### Exercise
Wherever the string "icon" appears in a line, extract that line.

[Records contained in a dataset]
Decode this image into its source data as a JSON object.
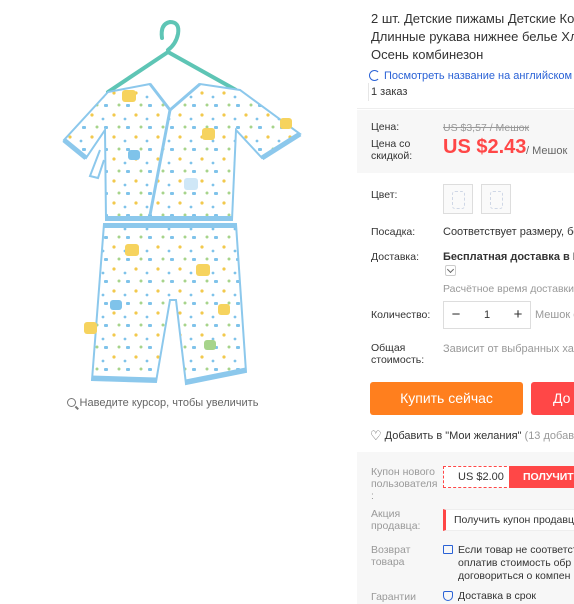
{
  "product": {
    "title_lines": [
      "2 шт. Детские пижамы Детские Ко",
      "Длинные рукава нижнее белье Хл",
      "Осень комбинезон"
    ],
    "translate_link": "Посмотреть название на английском",
    "orders": "1 заказ"
  },
  "gallery": {
    "zoom_hint": "Наведите курсор, чтобы увеличить"
  },
  "price": {
    "label": "Цена:",
    "old": "US $3,57 / Мешок",
    "discount_label": "Цена со скидкой:",
    "new": "US $2.43",
    "unit": "/ Мешок"
  },
  "options": {
    "color_label": "Цвет:",
    "fit_label": "Посадка:",
    "fit_value": "Соответствует размеру, бер",
    "shipping_label": "Доставка:",
    "shipping_value": "Бесплатная доставка в Ru",
    "delivery_estimate": "Расчётное время доставки",
    "qty_label": "Количество:",
    "qty_minus": "−",
    "qty_value": "1",
    "qty_plus": "+",
    "qty_note": "Мешок о",
    "total_label": "Общая стоимость:",
    "total_value": "Зависит от выбранных хар"
  },
  "actions": {
    "buy_now": "Купить сейчас",
    "add_to_cart": "До",
    "wishlist": "Добавить в \"Мои желания\"",
    "wishlist_count": "(13 добав"
  },
  "extras": {
    "new_user_coupon_label": "Купон нового пользователя :",
    "coupon_amount": "US $2.00",
    "coupon_button": "ПОЛУЧИТЬ",
    "seller_promo_label": "Акция продавца:",
    "seller_promo_value": "Получить купон продавц",
    "return_label": "Возврат товара",
    "return_line1": "Если товар не соответст",
    "return_line2": "оплатив стоимость обр",
    "return_line3": "договориться о компен",
    "guarantee_label": "Гарантии",
    "guarantee_value": "Доставка в срок"
  },
  "colors": {
    "price_red": "#ff4747",
    "buy_orange": "#ff7f1e",
    "link_blue": "#2a62d6",
    "hanger_teal": "#5ec5b5",
    "garment_trim": "#8cc8ec"
  }
}
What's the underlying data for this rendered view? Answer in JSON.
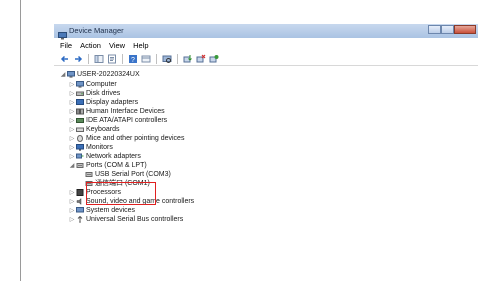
{
  "window": {
    "title": "Device Manager",
    "menu": [
      "File",
      "Action",
      "View",
      "Help"
    ]
  },
  "tree": {
    "root": "USER-20220324UX",
    "items": [
      "Computer",
      "Disk drives",
      "Display adapters",
      "Human Interface Devices",
      "IDE ATA/ATAPI controllers",
      "Keyboards",
      "Mice and other pointing devices",
      "Monitors",
      "Network adapters",
      "Ports (COM & LPT)",
      "USB Serial Port (COM3)",
      "通信端口 (COM1)",
      "Processors",
      "Sound, video and game controllers",
      "System devices",
      "Universal Serial Bus controllers"
    ]
  },
  "colors": {
    "highlight": "#e02020",
    "titlebar": "#aac3e3"
  }
}
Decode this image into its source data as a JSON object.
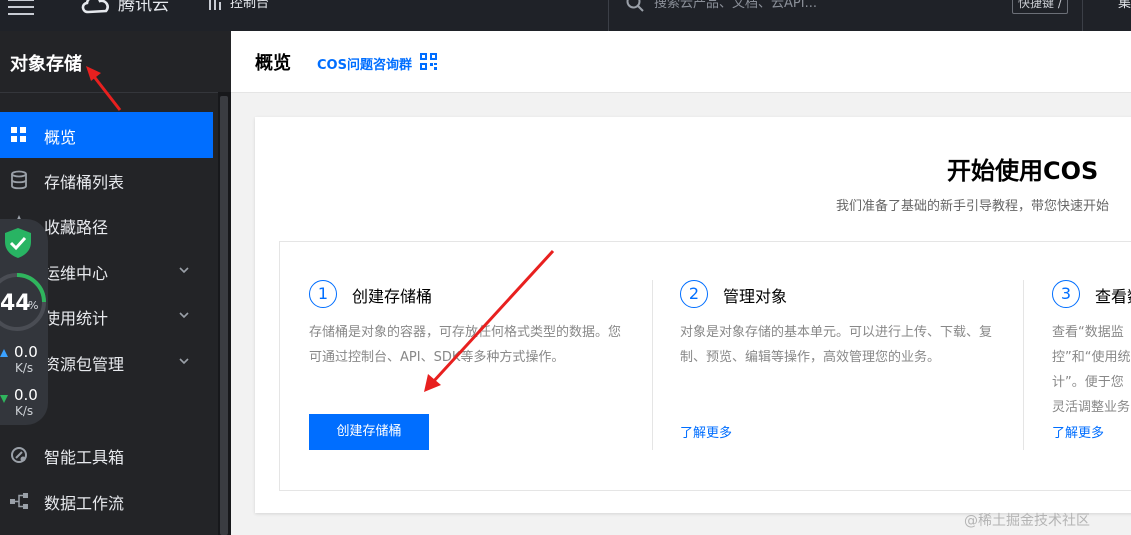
{
  "topbar": {
    "logo_text": "腾讯云",
    "console_label": "控制台",
    "search_placeholder": "搜索云产品、文档、云API...",
    "shortcut_label": "快捷键 /",
    "right_text": "集"
  },
  "sidebar": {
    "title": "对象存储",
    "items": [
      {
        "label": "概览",
        "icon": "grid-icon",
        "active": true
      },
      {
        "label": "存储桶列表",
        "icon": "database-icon"
      },
      {
        "label": "收藏路径",
        "icon": "star-icon"
      },
      {
        "label": "运维中心",
        "icon": "monitor-icon",
        "expandable": true
      },
      {
        "label": "使用统计",
        "icon": "chart-icon",
        "expandable": true
      },
      {
        "label": "资源包管理",
        "icon": "package-icon",
        "expandable": true
      },
      {
        "label": "智能工具箱",
        "icon": "toolbox-icon"
      },
      {
        "label": "数据工作流",
        "icon": "workflow-icon"
      }
    ]
  },
  "speed_widget": {
    "percent": "44",
    "percent_sign": "%",
    "upload_speed": "0.0",
    "upload_unit": "K/s",
    "download_speed": "0.0",
    "download_unit": "K/s"
  },
  "header": {
    "title": "概览",
    "group_link": "COS问题咨询群"
  },
  "intro": {
    "title": "开始使用COS",
    "subtitle": "我们准备了基础的新手引导教程，带您快速开始"
  },
  "steps": [
    {
      "number": "1",
      "title": "创建存储桶",
      "description": "存储桶是对象的容器，可存放任何格式类型的数据。您可通过控制台、API、SDK等多种方式操作。",
      "action": "创建存储桶"
    },
    {
      "number": "2",
      "title": "管理对象",
      "description": "对象是对象存储的基本单元。可以进行上传、下载、复制、预览、编辑等操作，高效管理您的业务。",
      "link": "了解更多"
    },
    {
      "number": "3",
      "title": "查看数据",
      "description": "查看“数据监控”和“使用统计”。便于您灵活调整业务",
      "link": "了解更多"
    }
  ],
  "watermark": "@稀土掘金技术社区",
  "colors": {
    "accent": "#006eff",
    "sidebar_bg": "#232427",
    "topbar_bg": "#1f2228",
    "annotation_arrow": "#e8201f"
  }
}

### Finished task
        "icon": "grid-icon",
        "icon": "database-icon"
        "icon": "star-icon"
        "icon": "monitor-icon",
        "icon": "chart-icon",
        "icon": "package-icon",
        "icon": "toolbox-icon"
        "icon": "workflow-icon"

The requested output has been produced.